> [Records from a collection of figures]:

------

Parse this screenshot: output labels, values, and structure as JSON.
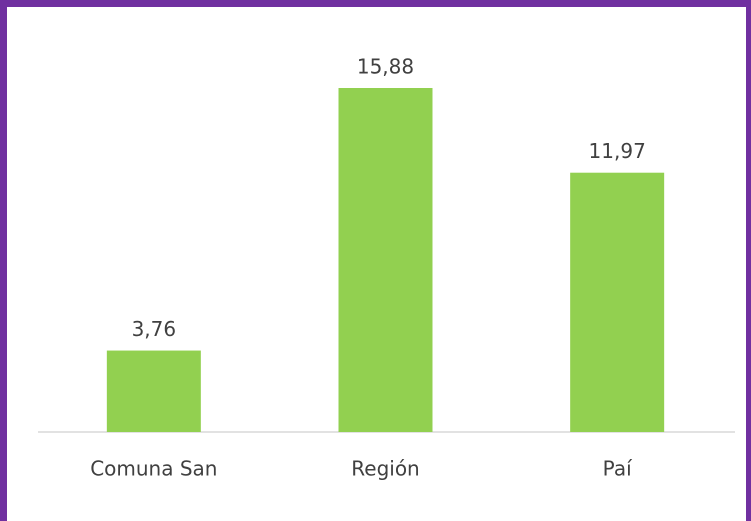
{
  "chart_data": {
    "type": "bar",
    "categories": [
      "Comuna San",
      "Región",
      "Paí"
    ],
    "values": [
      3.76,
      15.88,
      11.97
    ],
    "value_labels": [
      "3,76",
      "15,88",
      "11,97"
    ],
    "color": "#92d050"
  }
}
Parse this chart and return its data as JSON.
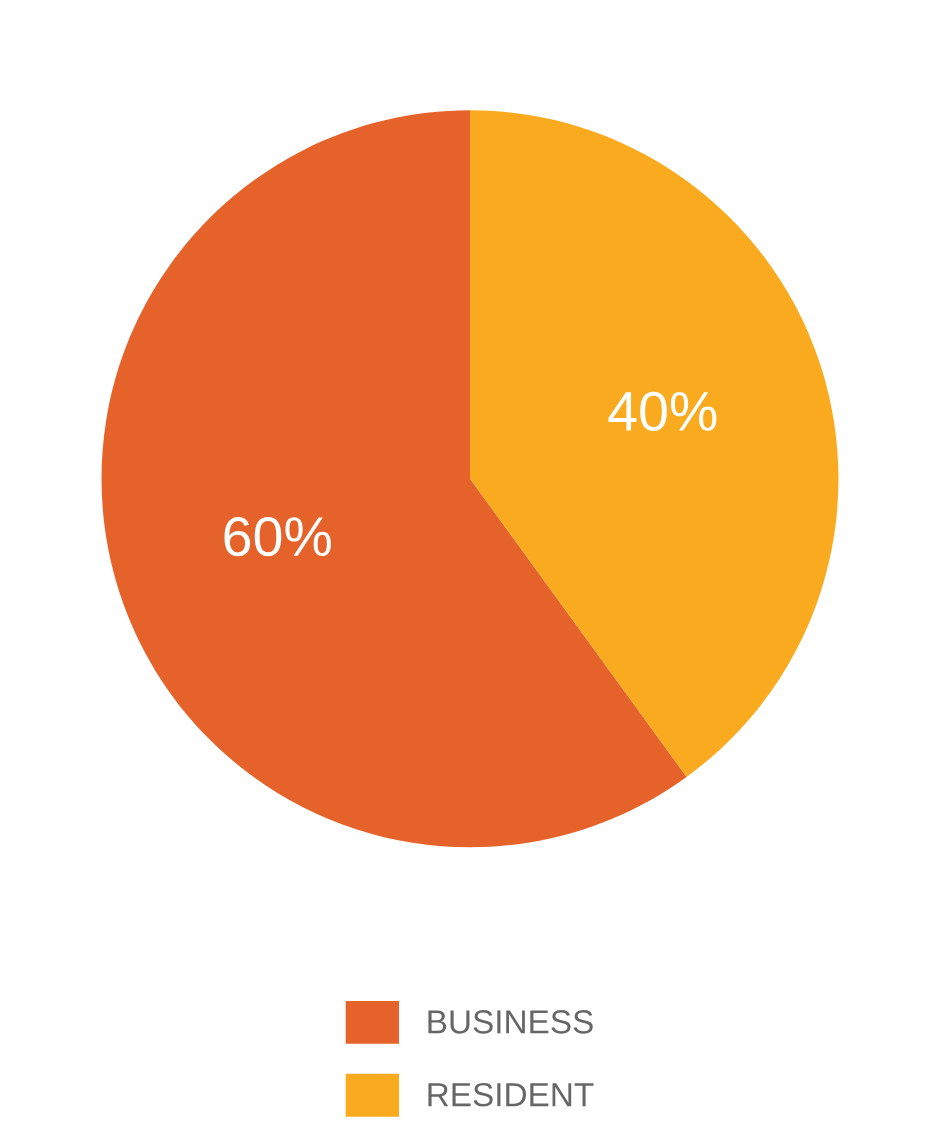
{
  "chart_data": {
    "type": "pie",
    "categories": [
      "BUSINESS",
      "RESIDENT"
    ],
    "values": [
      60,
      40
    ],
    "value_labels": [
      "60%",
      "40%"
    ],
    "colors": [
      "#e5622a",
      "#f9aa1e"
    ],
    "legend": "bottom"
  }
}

------

> [WRITTEN EXERCISE]: Each line of the data should be quoted exactly, with pictures left out.

> [RESULT BELOW]:
Parse this screenshot: output labels, values, and structure as JSON.
{
  "chart_data": {
    "type": "bar",
    "categories": [
      "Comuna San",
      "Región",
      "Paí"
    ],
    "values": [
      3.76,
      15.88,
      11.97
    ],
    "value_labels": [
      "3,76",
      "15,88",
      "11,97"
    ],
    "color": "#92d050"
  }
}
Parse this chart and return its data as JSON.
{
  "chart_data": {
    "type": "pie",
    "categories": [
      "BUSINESS",
      "RESIDENT"
    ],
    "values": [
      60,
      40
    ],
    "value_labels": [
      "60%",
      "40%"
    ],
    "colors": [
      "#e5622a",
      "#f9aa1e"
    ],
    "legend": "bottom"
  }
}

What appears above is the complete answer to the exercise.